── EXTRACTED INFORMATION

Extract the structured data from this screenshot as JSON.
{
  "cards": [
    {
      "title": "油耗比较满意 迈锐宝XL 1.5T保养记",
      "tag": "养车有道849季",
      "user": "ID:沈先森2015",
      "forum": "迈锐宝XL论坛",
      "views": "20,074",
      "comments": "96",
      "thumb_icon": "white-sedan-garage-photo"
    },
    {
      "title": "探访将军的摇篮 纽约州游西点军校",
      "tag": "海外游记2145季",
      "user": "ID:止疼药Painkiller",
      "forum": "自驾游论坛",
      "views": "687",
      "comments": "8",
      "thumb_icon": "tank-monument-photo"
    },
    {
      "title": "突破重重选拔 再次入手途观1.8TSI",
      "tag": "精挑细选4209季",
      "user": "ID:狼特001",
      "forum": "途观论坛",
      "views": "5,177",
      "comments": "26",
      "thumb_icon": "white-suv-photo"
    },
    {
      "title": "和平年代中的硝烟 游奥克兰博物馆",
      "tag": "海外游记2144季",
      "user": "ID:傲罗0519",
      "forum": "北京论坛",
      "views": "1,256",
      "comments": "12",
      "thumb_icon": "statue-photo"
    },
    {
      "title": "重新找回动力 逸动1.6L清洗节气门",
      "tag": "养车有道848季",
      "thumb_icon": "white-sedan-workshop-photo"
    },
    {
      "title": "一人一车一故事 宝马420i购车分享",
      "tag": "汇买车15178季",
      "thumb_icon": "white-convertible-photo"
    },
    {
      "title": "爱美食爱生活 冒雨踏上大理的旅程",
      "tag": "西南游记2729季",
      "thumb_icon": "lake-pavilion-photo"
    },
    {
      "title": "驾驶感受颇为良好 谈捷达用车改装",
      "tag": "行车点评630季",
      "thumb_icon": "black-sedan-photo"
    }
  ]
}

────

# PROBLEM REQUIREMENTS:
Quote the material exactly, leaving nothing out.

# EXERCISE RESULT:
Extract the structured data from this screenshot as JSON.
{
  "cards": [
    {
      "title": "油耗比较满意 迈锐宝XL 1.5T保养记",
      "tag": "养车有道849季",
      "user": "ID:沈先森2015",
      "forum": "迈锐宝XL论坛",
      "views": "20,074",
      "comments": "96",
      "thumb_icon": "white-sedan-garage-photo"
    },
    {
      "title": "探访将军的摇篮 纽约州游西点军校",
      "tag": "海外游记2145季",
      "user": "ID:止疼药Painkiller",
      "forum": "自驾游论坛",
      "views": "687",
      "comments": "8",
      "thumb_icon": "tank-monument-photo"
    },
    {
      "title": "突破重重选拔 再次入手途观1.8TSI",
      "tag": "精挑细选4209季",
      "user": "ID:狼特001",
      "forum": "途观论坛",
      "views": "5,177",
      "comments": "26",
      "thumb_icon": "white-suv-photo"
    },
    {
      "title": "和平年代中的硝烟 游奥克兰博物馆",
      "tag": "海外游记2144季",
      "user": "ID:傲罗0519",
      "forum": "北京论坛",
      "views": "1,256",
      "comments": "12",
      "thumb_icon": "statue-photo"
    },
    {
      "title": "重新找回动力 逸动1.6L清洗节气门",
      "tag": "养车有道848季",
      "thumb_icon": "white-sedan-workshop-photo"
    },
    {
      "title": "一人一车一故事 宝马420i购车分享",
      "tag": "汇买车15178季",
      "thumb_icon": "white-convertible-photo"
    },
    {
      "title": "爱美食爱生活 冒雨踏上大理的旅程",
      "tag": "西南游记2729季",
      "thumb_icon": "lake-pavilion-photo"
    },
    {
      "title": "驾驶感受颇为良好 谈捷达用车改装",
      "tag": "行车点评630季",
      "thumb_icon": "black-sedan-photo"
    }
  ]
}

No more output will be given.